Saved data entries
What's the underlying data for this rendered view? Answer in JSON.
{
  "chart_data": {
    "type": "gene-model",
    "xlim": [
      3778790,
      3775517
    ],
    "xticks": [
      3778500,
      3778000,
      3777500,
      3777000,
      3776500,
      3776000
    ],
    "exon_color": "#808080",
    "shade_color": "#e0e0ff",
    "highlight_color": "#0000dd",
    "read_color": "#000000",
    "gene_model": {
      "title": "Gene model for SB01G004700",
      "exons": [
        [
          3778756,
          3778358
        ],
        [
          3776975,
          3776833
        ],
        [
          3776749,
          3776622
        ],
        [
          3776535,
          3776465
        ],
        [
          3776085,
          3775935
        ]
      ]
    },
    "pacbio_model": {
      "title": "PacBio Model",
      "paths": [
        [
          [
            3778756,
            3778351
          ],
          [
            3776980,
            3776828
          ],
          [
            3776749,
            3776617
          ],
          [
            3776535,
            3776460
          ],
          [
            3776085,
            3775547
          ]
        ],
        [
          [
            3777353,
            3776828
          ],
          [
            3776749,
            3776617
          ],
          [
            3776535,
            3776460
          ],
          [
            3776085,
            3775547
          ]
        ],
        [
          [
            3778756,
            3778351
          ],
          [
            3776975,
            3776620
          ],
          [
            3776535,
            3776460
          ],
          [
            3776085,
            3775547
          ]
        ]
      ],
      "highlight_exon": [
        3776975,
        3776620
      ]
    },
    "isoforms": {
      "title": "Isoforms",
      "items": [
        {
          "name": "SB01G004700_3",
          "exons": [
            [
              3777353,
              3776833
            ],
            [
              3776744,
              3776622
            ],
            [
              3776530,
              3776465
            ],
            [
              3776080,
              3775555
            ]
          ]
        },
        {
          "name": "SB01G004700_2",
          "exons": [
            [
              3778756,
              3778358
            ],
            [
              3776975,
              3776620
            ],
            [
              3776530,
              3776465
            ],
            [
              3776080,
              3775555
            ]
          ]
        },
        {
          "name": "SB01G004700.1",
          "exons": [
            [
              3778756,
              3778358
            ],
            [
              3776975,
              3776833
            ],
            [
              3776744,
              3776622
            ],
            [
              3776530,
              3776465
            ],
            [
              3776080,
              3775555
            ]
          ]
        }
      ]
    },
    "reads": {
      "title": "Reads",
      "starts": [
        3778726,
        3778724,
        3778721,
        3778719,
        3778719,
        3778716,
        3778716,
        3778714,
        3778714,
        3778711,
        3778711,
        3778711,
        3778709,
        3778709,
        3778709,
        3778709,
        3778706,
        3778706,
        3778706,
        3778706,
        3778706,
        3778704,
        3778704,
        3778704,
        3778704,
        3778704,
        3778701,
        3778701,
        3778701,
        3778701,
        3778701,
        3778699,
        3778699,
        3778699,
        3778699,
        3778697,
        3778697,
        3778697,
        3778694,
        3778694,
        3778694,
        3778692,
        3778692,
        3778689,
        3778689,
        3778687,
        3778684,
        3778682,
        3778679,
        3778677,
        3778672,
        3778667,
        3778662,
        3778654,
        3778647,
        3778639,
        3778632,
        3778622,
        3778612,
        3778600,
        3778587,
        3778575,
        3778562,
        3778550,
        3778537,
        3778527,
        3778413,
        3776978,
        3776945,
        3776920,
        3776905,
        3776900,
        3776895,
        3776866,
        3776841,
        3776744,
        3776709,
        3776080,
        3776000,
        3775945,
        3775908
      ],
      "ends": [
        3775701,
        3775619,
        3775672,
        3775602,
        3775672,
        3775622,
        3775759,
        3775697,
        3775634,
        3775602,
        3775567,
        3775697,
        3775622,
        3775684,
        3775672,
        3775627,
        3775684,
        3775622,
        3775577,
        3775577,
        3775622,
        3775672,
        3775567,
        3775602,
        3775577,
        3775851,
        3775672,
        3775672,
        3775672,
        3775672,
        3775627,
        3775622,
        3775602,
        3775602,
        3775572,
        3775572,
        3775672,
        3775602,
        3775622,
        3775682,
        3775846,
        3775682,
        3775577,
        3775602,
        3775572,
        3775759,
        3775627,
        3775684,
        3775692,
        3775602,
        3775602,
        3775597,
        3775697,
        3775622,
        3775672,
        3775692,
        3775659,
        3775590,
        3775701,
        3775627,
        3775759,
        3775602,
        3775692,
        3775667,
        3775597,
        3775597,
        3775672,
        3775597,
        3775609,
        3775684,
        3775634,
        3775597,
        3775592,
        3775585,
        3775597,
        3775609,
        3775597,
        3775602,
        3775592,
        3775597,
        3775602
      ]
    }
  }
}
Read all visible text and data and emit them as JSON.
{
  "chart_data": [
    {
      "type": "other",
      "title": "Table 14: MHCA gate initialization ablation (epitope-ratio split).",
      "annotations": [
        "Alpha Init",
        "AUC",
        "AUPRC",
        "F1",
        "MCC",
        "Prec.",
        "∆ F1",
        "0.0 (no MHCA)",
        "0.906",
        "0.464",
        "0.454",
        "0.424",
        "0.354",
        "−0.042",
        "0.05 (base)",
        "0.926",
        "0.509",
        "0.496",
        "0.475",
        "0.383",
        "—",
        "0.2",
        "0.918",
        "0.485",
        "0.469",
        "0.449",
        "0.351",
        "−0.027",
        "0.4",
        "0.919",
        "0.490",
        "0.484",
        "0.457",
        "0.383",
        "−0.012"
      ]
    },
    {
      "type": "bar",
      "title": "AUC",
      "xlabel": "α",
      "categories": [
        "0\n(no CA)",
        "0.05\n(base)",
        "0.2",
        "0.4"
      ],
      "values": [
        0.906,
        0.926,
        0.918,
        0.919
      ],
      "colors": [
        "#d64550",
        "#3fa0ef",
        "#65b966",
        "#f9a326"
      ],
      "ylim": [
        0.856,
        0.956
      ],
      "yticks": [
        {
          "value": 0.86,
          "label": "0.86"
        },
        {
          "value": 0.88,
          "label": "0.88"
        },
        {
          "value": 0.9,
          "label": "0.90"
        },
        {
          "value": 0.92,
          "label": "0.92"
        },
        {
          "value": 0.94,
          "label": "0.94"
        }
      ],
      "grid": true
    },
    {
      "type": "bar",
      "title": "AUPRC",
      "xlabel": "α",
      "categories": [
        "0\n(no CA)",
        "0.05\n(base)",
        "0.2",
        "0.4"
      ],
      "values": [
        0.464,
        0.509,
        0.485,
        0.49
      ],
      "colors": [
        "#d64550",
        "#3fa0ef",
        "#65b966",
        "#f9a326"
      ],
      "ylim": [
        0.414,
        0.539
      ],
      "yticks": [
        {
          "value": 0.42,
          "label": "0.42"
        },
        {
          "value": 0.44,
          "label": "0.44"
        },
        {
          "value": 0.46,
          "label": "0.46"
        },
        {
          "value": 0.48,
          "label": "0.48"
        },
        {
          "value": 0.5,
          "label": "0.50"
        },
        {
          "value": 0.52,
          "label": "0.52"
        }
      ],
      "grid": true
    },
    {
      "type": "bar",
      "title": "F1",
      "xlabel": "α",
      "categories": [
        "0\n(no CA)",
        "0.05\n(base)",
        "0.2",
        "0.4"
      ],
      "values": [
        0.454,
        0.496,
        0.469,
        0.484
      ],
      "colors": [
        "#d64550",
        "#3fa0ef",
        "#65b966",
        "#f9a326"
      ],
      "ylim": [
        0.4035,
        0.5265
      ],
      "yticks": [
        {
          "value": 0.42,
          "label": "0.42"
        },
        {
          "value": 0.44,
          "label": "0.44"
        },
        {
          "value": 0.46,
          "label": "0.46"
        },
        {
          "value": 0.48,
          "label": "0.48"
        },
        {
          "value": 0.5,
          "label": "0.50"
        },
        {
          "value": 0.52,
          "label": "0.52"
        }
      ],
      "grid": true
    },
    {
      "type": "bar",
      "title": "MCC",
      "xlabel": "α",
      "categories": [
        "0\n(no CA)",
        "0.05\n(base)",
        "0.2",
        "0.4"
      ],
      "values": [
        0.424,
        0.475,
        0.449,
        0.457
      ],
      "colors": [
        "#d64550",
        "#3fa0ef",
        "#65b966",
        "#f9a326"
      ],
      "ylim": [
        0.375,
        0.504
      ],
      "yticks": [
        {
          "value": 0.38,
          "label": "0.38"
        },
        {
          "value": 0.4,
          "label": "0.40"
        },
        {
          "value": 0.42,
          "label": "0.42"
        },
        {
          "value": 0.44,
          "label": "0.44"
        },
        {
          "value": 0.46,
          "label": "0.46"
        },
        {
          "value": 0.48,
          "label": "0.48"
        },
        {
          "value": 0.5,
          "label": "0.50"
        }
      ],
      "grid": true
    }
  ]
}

> **Problem statement**: Copy out each line of the data where the string "name" appears.

> **Answer to this exercise**:
          "name": "SB01G004700_3",
          "name": "SB01G004700_2",
          "name": "SB01G004700.1",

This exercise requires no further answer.